Zihnimiz bazen göremediğimizi görür, bilmediğimizi bilir. Peki bu nasıl mümkün olur? Altıncı his, bilimsel açıklamanın kıyısında duran kadim bir sezgi mi, yoksa yalnızca bilinçdışı çıkarımlarımızın etkileyici bir yanılsaması mı?
Altıncı His Nedir?
Altıncı his, klasik beş duyunun ötesinde olduğu varsayılan ve sezgisel bilgiye dayalı algılama biçimidir. Bilimsel adıyla extrasensory perception (ESP) ya da altıncı algı olarak bilinen bu kavram, insanların görme, duyma, tatma, koklama ve dokunma dışında başka bir bilgi edinme yetisine sahip olabileceğini öne sürer. Sıklıkla önsezi, telepati, prekognisyon (geleceği hissetme) ve empatik sezgilerle ilişkilendirilir.
Geçmişten Günümüze Altıncı His
Tarih boyunca pek çok kültür, altıncı his benzeri deneyimlere kutsal ya da mistik anlamlar yüklemiştir. Antik Yunan’daki kahinlik, Hint mistisizmindeki üçüncü göz kavramı ya da Şamanik geleneklerdeki sezgisel bilgi, bu duyunun tarihsel karşılıklarıdır. Modern çağda ise 19. ve 20. yüzyıldaki spiritüalist akımlar, parapsikoloji araştırmaları ve Freud sonrası bilinçaltı çalışmaları bu sezgisel algıların daha sistematik bir şekilde incelenmesine yol açtı. Özellikle İkinci Dünya Savaşı sonrası, CIA ve Sovyetler gibi devletler “uzaktan görme” gibi konularda ciddi deneylere girişti.

Kayıtlı veri girdileri:
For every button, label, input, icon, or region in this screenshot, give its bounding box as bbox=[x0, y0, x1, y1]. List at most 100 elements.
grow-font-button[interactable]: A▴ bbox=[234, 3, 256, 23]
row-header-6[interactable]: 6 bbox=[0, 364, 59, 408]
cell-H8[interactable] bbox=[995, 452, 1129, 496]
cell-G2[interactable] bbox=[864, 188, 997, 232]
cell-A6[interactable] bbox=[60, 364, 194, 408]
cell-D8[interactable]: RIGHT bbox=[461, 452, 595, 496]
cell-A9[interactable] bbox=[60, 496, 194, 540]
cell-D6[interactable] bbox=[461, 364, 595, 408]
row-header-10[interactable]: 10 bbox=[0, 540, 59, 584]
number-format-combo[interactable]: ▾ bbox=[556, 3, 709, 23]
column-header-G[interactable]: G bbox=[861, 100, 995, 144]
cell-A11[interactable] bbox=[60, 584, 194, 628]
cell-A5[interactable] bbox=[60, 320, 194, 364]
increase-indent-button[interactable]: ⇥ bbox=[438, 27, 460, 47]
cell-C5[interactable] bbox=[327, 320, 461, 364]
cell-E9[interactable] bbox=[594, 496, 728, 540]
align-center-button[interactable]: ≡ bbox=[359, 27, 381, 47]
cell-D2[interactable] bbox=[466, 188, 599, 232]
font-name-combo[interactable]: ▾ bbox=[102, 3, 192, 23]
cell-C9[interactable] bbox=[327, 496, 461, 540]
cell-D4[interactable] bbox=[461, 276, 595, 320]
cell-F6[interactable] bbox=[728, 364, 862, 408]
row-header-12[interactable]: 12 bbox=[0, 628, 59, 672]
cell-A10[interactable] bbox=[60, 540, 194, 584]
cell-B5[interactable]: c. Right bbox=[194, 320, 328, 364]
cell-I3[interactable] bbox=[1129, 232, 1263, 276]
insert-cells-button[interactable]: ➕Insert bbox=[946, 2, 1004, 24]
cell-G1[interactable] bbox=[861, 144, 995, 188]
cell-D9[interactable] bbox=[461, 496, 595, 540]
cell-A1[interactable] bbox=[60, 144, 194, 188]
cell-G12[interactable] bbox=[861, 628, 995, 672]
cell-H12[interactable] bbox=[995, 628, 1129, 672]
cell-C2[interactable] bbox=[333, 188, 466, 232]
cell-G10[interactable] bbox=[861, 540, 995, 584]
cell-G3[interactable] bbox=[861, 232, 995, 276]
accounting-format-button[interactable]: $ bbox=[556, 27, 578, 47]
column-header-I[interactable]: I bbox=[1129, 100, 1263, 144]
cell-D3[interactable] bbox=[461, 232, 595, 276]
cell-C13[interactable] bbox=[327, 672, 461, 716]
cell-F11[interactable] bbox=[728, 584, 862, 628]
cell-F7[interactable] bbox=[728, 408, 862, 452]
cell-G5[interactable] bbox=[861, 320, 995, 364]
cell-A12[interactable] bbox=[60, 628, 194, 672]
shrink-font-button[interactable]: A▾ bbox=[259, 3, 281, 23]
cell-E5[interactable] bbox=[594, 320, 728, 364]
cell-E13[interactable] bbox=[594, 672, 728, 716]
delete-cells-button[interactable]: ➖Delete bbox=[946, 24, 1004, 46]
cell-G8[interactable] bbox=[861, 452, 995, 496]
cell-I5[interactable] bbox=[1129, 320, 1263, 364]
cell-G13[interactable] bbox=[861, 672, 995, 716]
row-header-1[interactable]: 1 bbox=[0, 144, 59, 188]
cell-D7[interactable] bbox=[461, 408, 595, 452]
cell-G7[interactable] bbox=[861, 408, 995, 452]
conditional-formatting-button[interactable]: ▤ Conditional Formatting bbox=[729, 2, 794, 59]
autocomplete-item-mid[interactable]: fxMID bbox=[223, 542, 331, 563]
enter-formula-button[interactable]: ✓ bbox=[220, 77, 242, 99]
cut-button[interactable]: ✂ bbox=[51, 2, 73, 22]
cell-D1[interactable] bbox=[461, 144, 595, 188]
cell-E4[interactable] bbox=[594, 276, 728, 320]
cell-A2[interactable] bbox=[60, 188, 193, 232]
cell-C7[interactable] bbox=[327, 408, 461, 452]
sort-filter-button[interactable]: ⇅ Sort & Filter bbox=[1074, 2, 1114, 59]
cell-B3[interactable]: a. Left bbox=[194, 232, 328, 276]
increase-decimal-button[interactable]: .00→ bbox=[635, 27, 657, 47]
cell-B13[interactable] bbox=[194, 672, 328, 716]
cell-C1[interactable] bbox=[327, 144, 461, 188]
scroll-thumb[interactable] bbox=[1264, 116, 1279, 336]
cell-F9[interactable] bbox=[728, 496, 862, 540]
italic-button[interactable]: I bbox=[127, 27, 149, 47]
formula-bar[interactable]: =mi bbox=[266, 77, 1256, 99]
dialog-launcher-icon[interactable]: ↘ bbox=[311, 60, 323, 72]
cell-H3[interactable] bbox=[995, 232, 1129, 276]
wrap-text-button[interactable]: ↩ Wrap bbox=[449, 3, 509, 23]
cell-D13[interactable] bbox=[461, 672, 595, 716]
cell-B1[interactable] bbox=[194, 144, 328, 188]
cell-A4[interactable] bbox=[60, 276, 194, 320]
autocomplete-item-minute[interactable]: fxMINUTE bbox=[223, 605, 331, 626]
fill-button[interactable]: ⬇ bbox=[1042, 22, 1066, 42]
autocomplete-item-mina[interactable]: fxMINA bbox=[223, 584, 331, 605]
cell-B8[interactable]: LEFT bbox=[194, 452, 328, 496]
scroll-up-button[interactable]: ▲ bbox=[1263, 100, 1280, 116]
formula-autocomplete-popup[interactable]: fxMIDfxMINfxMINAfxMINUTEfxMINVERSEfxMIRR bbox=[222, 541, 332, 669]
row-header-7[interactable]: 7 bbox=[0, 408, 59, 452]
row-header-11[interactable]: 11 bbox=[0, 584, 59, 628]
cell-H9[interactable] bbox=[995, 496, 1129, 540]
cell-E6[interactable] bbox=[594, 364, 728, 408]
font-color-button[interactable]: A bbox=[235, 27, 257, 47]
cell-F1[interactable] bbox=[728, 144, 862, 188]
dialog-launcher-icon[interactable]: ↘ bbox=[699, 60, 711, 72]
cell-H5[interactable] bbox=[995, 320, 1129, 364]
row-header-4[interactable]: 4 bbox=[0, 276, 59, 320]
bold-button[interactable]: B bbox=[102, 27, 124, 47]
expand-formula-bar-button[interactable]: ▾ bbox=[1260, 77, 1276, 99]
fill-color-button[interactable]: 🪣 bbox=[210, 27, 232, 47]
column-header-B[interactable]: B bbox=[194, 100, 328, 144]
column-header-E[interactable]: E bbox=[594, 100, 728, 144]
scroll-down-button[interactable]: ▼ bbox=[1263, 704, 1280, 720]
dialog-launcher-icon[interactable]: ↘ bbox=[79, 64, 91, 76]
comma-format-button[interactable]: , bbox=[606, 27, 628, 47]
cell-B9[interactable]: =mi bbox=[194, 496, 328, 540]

__Görevler__
(a) Altıncı his hakkındaki metnin "Zihnimiz bazen göremediğimizi" ifadesiyle başlayıp "bir yanılsaması mı?" ifadesiyle biten kısmını, bu ifade de dahil olmak üzere, kelimesi kelimesine aktarın.
(b) Altıncı his hakkındaki metne göre, Hint mistisizminde bu duyunun tarihsel karşılığı olarak hangi kavram anılıyor?
Yukarıdaki öğelerin altıncı his hakkındaki metinle bir ilgisi yoktur.

__Sorunların Çözümleri__
(a)
Zihnimiz bazen göremediğimizi görür, bilmediğimizi bilir. Peki bu nasıl mümkün olur? Altıncı his, bilimsel açıklamanın kıyısında duran kadim bir sezgi mi, yoksa yalnızca bilinçdışı çıkarımlarımızın etkileyici bir yanılsaması mı?

(b) Üçüncü göz kavramı.